Collected data:
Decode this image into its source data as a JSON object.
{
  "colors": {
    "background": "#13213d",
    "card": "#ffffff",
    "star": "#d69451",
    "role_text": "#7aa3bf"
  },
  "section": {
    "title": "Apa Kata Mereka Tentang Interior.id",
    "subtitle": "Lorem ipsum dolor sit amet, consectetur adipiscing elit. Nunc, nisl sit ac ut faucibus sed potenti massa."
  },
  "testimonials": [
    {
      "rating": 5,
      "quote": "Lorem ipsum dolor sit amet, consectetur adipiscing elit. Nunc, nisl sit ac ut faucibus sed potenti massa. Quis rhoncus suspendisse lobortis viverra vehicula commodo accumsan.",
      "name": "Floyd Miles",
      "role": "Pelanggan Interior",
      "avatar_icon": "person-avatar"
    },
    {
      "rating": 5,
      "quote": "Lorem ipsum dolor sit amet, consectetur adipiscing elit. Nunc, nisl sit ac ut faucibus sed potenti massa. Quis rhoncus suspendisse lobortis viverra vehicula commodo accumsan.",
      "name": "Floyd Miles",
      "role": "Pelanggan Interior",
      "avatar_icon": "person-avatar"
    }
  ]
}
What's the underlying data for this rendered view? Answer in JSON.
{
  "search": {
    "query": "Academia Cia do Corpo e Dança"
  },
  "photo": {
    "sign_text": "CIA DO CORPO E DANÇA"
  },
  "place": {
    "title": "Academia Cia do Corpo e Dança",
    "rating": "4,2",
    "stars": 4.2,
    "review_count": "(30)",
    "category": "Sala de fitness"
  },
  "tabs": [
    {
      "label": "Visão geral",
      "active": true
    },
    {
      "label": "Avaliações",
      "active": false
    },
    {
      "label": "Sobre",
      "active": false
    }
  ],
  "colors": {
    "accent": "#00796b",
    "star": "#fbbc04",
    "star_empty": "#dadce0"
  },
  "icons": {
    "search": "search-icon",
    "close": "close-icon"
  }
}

◆ WHAT YOU SHOULD DO ◆
Repeat the entries above exactly, leaving nothing out.

◆ COMPLETE ANSWER ◆
Decode this image into its source data as a JSON object.
{
  "colors": {
    "background": "#13213d",
    "card": "#ffffff",
    "star": "#d69451",
    "role_text": "#7aa3bf"
  },
  "section": {
    "title": "Apa Kata Mereka Tentang Interior.id",
    "subtitle": "Lorem ipsum dolor sit amet, consectetur adipiscing elit. Nunc, nisl sit ac ut faucibus sed potenti massa."
  },
  "testimonials": [
    {
      "rating": 5,
      "quote": "Lorem ipsum dolor sit amet, consectetur adipiscing elit. Nunc, nisl sit ac ut faucibus sed potenti massa. Quis rhoncus suspendisse lobortis viverra vehicula commodo accumsan.",
      "name": "Floyd Miles",
      "role": "Pelanggan Interior",
      "avatar_icon": "person-avatar"
    },
    {
      "rating": 5,
      "quote": "Lorem ipsum dolor sit amet, consectetur adipiscing elit. Nunc, nisl sit ac ut faucibus sed potenti massa. Quis rhoncus suspendisse lobortis viverra vehicula commodo accumsan.",
      "name": "Floyd Miles",
      "role": "Pelanggan Interior",
      "avatar_icon": "person-avatar"
    }
  ]
}
What's the underlying data for this rendered view? Answer in JSON.
{
  "search": {
    "query": "Academia Cia do Corpo e Dança"
  },
  "photo": {
    "sign_text": "CIA DO CORPO E DANÇA"
  },
  "place": {
    "title": "Academia Cia do Corpo e Dança",
    "rating": "4,2",
    "stars": 4.2,
    "review_count": "(30)",
    "category": "Sala de fitness"
  },
  "tabs": [
    {
      "label": "Visão geral",
      "active": true
    },
    {
      "label": "Avaliações",
      "active": false
    },
    {
      "label": "Sobre",
      "active": false
    }
  ],
  "colors": {
    "accent": "#00796b",
    "star": "#fbbc04",
    "star_empty": "#dadce0"
  },
  "icons": {
    "search": "search-icon",
    "close": "close-icon"
  }
}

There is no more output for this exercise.